Sous la direction du cardinal Louis Aleman, les Balois n'en poursuivaient pas moins la lutte. Le 16 mai 1439, ils votèrent les trois articles suivants :

« C'est une vérité de foi catholique que le saint concile général a puissance sur le pape et sur tout homme ;

c'est également une vérité de foi qu'un concile général légitimement réuni ne peut être sans son propre consentement, ni dissous, ni transféré, ni prorogé par le pontife romain ;

celui qui s'oppose avec obstination à ces vérités doit être déclaré hérétique ».

· · · · · · ·

TÂCHES À FAIRE:
**a)** Dans le texte sur la lutte des Balois, quel jour ont-ils voté les trois articles ?
**b)** Poursuivez le texte sur la lutte des Balois à partir de sa dernière phrase.

· · · · · · ·

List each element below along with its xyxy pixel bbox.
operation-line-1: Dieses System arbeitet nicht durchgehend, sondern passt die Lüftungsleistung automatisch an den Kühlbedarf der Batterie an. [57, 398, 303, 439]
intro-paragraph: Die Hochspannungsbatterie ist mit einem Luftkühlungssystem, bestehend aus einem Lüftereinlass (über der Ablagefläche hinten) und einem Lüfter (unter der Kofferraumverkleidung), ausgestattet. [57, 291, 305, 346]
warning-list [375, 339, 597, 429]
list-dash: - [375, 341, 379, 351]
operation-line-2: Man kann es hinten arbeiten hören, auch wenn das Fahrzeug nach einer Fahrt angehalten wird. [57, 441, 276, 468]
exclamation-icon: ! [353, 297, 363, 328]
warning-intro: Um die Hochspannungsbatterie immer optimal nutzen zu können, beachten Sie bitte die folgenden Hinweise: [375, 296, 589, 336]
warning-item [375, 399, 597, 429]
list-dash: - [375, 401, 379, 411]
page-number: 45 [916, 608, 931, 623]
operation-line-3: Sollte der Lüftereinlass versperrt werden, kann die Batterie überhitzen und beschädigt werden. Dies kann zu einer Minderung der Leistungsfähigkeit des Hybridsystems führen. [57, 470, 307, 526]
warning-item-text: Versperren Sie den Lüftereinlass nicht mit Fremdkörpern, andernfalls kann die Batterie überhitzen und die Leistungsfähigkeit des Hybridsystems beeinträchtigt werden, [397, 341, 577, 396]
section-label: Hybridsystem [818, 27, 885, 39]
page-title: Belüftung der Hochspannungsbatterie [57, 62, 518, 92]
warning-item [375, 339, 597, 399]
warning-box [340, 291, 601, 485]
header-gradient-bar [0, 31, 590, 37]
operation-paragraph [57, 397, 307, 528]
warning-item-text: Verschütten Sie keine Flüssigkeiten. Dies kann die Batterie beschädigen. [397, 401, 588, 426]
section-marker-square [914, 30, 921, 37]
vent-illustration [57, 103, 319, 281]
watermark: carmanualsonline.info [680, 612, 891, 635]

· · · · · · ·

RÉSULTATS PAR TÂCHE:
**a)** Le 16 mai 1439.

**b)**
En conséquence on proclama Eugène IV hérétique relaps. Le 25 juin 1439 on décréta sa déposition. Notons que l'arrêt fut porté par 3oo clercs dont 30 au plus portaient la mitre. Quelques mois plus tard un collège électoral de 32 ecclésiastiques choisis parmi les membres du concile élurent pape le duc de Savoie, Amédée VIII qui veuf et père de famille vivait paisiblement dans son riche ermitage de Ripaille, près du lac de Genève; il prit le nom de Félix V. Le 24 juin 1440, il entra solennellement à Bâle. Amédée fui reconnu par la Savoie, l'Aragon, la Hongrie et plusieurs princes allemands ; mais de concert avec une nouvelle assemblée du clergé tenue à Bourges le 2 septembre 1440, Charles VII se prononça pour Eugène IV, tout en exprimant le désir d'un prochain concile œcuménique qui ferait la paix religieuse. Bientôt, brouillé avec les Balois qui prétendaient lui commander, Félix V se retirait à Lausanne tandis qu'Eugène IV rentrait à Rome. Le concile de Bâle s'éteignit dans le ridicule.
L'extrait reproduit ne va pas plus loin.